--- Your goal ---
In the entries below, find the lines that contain the word "工期不顺延" and copy them.

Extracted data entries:
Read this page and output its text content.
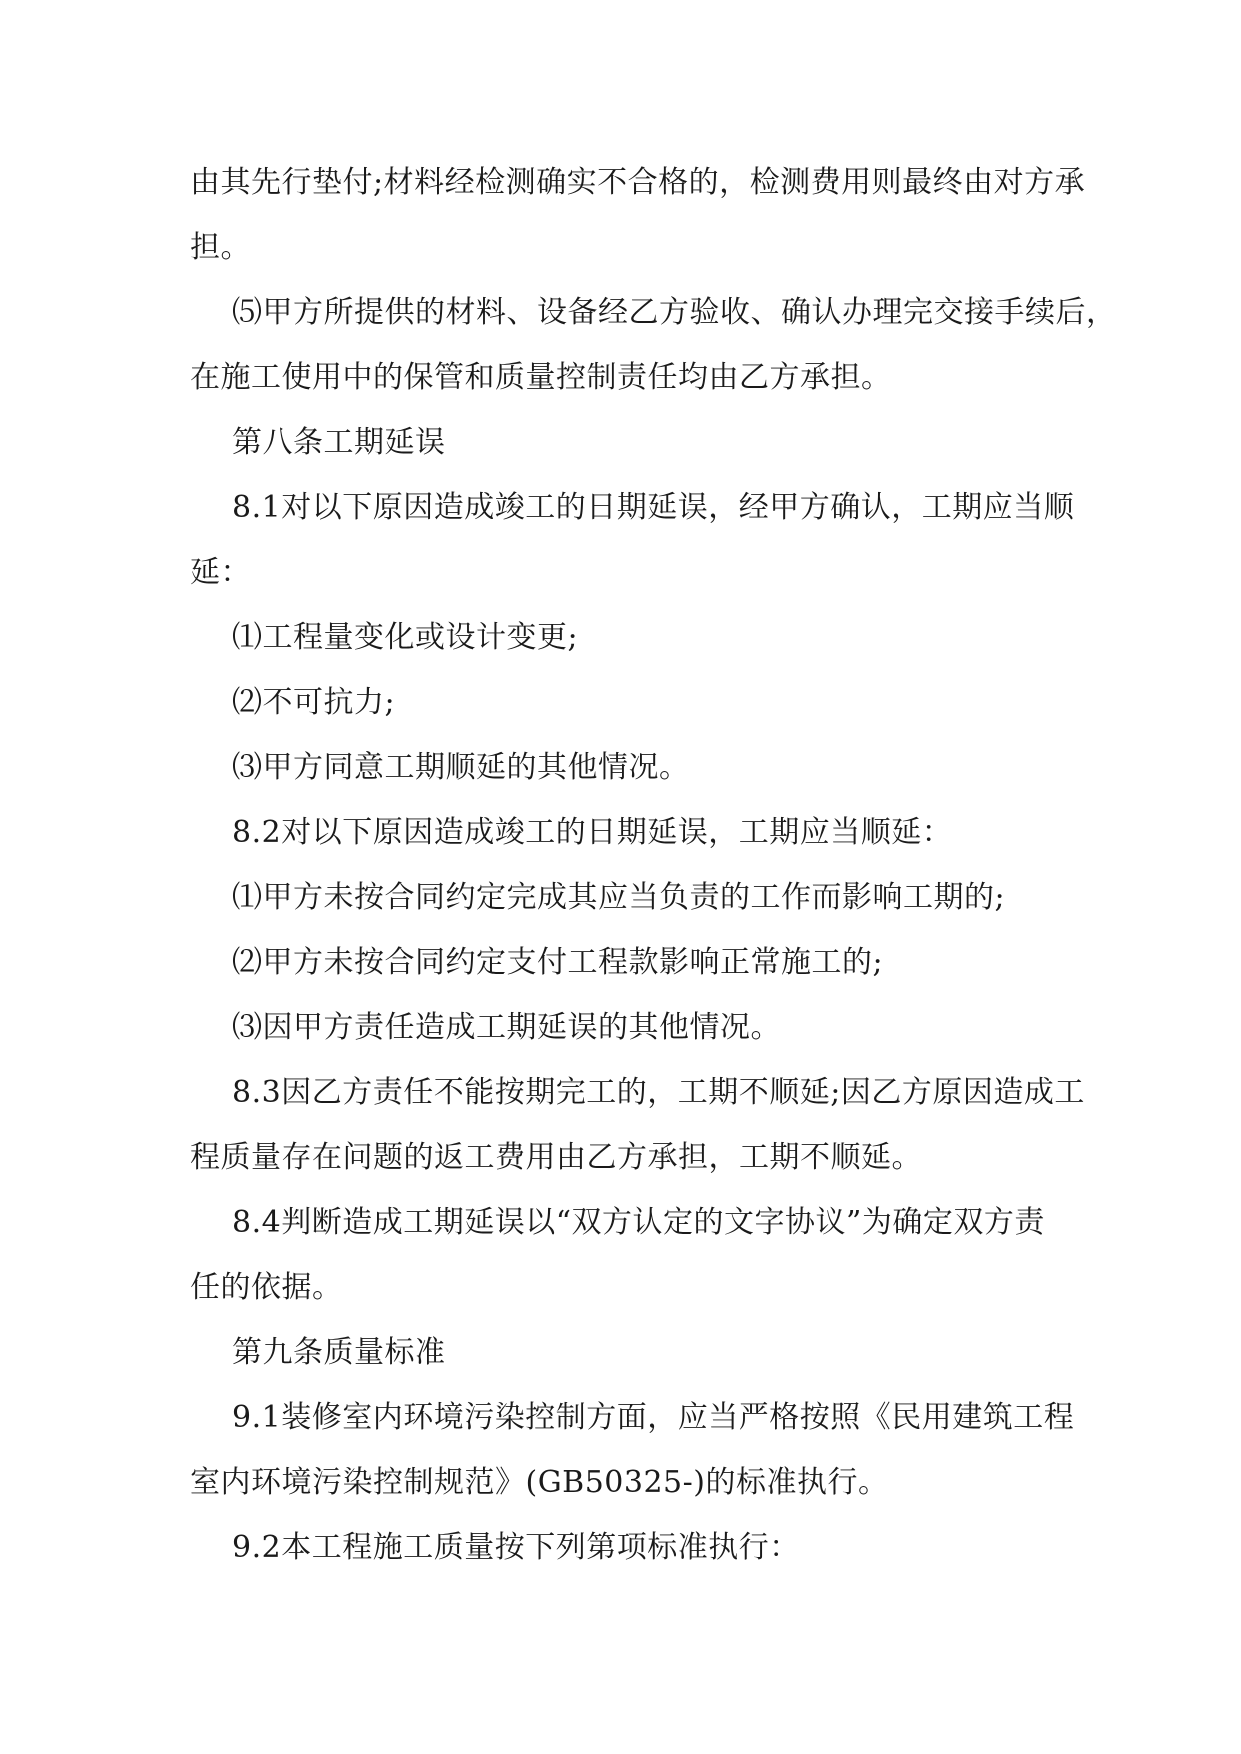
由其先行垫付;材料经检测确实不合格的，检测费用则最终由对方承
担。
⑸甲方所提供的材料、设备经乙方验收、确认办理完交接手续后，
在施工使用中的保管和质量控制责任均由乙方承担。
第八条工期延误
8.1对以下原因造成竣工的日期延误，经甲方确认，工期应当顺
延：
⑴工程量变化或设计变更;
⑵不可抗力;
⑶甲方同意工期顺延的其他情况。
8.2对以下原因造成竣工的日期延误，工期应当顺延：
⑴甲方未按合同约定完成其应当负责的工作而影响工期的;
⑵甲方未按合同约定支付工程款影响正常施工的;
⑶因甲方责任造成工期延误的其他情况。
8.3因乙方责任不能按期完工的，工期不顺延;因乙方原因造成工
程质量存在问题的返工费用由乙方承担，工期不顺延。
8.4判断造成工期延误以“双方认定的文字协议”为确定双方责
任的依据。
第九条质量标准
9.1装修室内环境污染控制方面，应当严格按照《民用建筑工程
室内环境污染控制规范》(GB50325-)的标准执行。
9.2本工程施工质量按下列第项标准执行：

--- Final result ---
8.3因乙方责任不能按期完工的，工期不顺延;因乙方原因造成工
程质量存在问题的返工费用由乙方承担，工期不顺延。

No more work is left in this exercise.